- DATASET -
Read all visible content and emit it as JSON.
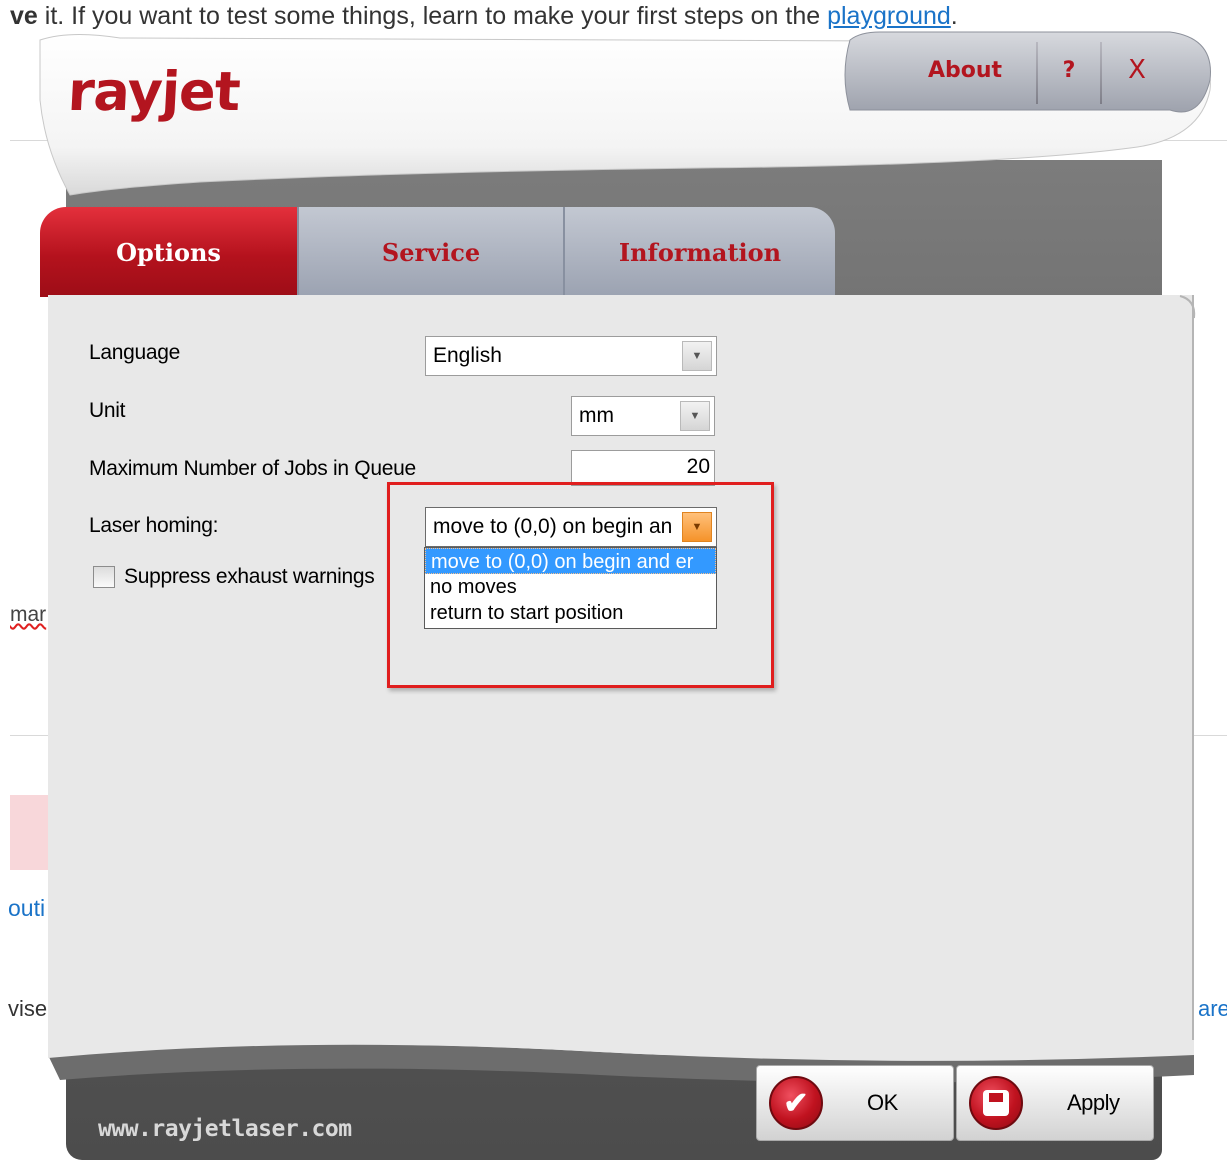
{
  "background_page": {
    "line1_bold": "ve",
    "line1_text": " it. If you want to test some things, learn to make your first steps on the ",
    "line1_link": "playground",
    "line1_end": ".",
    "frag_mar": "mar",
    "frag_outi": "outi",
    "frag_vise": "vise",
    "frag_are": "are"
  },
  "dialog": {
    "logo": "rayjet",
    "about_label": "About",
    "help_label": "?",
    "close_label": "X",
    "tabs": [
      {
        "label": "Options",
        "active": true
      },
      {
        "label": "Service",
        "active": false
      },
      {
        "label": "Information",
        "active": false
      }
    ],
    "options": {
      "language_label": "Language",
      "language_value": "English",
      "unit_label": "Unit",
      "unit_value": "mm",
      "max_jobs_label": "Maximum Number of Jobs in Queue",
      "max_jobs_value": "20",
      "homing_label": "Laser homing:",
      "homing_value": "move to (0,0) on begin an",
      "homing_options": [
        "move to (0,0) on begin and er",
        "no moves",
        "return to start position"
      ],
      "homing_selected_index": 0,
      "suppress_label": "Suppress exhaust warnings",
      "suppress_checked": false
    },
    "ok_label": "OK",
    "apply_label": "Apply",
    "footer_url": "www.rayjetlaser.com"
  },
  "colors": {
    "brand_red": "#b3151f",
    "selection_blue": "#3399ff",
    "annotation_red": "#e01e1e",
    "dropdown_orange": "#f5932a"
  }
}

---

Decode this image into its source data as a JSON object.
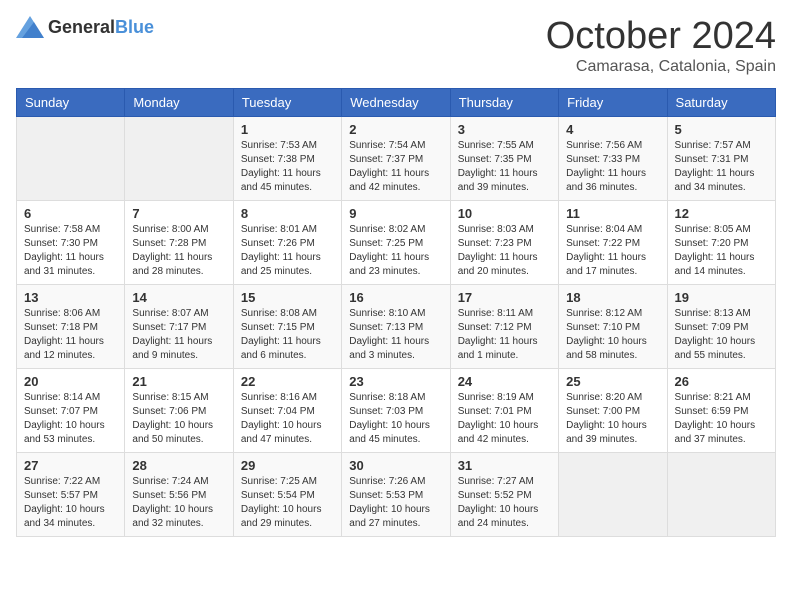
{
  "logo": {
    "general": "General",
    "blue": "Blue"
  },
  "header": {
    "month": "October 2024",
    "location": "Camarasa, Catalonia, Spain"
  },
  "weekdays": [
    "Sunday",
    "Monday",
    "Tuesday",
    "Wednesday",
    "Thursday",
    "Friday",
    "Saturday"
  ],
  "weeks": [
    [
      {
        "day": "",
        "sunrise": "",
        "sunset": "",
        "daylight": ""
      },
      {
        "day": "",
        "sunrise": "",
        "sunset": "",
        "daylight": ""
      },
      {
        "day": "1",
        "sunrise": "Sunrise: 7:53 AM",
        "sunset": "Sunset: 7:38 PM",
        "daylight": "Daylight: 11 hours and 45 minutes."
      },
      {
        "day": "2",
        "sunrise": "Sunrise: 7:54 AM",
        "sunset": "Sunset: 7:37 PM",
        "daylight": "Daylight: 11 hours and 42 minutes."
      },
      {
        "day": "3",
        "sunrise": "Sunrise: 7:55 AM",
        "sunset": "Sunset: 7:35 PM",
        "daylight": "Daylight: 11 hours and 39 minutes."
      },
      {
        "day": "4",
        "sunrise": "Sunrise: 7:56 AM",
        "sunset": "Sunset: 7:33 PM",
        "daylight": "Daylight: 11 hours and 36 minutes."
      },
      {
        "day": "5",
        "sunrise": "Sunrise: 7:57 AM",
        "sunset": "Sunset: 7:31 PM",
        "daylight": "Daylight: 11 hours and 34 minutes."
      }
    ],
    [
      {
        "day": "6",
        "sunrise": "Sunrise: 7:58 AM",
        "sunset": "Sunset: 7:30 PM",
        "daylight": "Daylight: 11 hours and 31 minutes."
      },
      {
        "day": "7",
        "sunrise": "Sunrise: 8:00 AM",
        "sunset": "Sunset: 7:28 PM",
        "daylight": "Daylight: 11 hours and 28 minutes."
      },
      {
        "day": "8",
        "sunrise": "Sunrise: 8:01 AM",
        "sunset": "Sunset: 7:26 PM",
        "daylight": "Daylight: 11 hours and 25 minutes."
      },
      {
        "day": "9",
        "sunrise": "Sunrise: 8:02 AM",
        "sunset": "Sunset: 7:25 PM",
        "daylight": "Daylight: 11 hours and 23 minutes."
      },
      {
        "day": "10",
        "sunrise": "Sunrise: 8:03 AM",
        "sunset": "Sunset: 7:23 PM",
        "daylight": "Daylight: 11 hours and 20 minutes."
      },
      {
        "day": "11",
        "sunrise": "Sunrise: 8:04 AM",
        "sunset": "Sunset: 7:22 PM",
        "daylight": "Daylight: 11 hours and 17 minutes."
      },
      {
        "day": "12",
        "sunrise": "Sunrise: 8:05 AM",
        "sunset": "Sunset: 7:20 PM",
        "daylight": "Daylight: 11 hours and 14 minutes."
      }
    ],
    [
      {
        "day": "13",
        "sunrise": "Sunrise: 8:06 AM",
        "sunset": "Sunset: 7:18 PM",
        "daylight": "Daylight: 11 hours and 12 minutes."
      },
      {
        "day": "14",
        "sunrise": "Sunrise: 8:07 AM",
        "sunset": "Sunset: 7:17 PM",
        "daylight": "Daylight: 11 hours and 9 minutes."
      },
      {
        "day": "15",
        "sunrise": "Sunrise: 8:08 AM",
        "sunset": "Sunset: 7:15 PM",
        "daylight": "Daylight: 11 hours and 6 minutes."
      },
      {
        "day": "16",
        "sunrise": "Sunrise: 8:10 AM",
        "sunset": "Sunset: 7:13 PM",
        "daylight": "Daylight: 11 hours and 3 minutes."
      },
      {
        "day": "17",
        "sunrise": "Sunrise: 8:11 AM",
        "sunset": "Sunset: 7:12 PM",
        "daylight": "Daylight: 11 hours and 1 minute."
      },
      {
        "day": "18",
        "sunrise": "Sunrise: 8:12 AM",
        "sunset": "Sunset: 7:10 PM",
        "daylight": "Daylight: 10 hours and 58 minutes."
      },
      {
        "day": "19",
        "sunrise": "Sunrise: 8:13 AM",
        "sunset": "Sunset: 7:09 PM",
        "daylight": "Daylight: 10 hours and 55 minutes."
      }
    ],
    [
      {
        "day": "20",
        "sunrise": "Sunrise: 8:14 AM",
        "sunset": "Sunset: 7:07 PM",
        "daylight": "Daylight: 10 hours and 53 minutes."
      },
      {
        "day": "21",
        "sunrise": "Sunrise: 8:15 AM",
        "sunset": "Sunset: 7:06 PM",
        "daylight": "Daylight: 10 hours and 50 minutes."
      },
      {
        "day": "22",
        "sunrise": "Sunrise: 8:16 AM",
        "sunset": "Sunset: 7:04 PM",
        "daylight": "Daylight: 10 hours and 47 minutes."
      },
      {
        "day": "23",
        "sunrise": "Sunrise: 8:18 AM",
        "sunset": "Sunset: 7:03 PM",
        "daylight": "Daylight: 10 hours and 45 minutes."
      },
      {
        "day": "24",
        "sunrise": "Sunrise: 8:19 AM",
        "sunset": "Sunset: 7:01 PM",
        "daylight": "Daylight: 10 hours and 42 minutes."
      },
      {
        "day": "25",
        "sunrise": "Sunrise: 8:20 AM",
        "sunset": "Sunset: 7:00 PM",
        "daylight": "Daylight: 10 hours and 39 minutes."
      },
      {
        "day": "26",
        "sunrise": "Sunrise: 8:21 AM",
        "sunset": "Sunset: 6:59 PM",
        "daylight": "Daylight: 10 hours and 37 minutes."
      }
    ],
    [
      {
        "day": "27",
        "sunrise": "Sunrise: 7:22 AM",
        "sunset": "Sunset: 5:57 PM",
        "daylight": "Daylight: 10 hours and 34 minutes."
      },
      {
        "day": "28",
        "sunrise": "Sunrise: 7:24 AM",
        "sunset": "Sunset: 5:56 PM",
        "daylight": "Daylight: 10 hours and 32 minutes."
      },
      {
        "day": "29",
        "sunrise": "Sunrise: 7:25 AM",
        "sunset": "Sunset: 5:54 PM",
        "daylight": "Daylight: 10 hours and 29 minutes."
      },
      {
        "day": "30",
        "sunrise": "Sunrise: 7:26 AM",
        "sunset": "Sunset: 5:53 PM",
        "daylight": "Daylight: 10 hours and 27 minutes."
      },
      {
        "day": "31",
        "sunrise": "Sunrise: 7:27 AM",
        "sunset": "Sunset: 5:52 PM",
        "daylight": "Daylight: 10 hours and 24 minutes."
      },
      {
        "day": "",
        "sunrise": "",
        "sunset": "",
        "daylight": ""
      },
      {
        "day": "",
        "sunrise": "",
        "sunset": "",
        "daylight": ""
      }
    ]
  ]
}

- AIM OF THE TASK -
Check each line of the entries above for the word "begin". List the ones that have it.

- WRITTEN SOLUTION -
      "homing_value": "move to (0,0) on begin an",
        "move to (0,0) on begin and er",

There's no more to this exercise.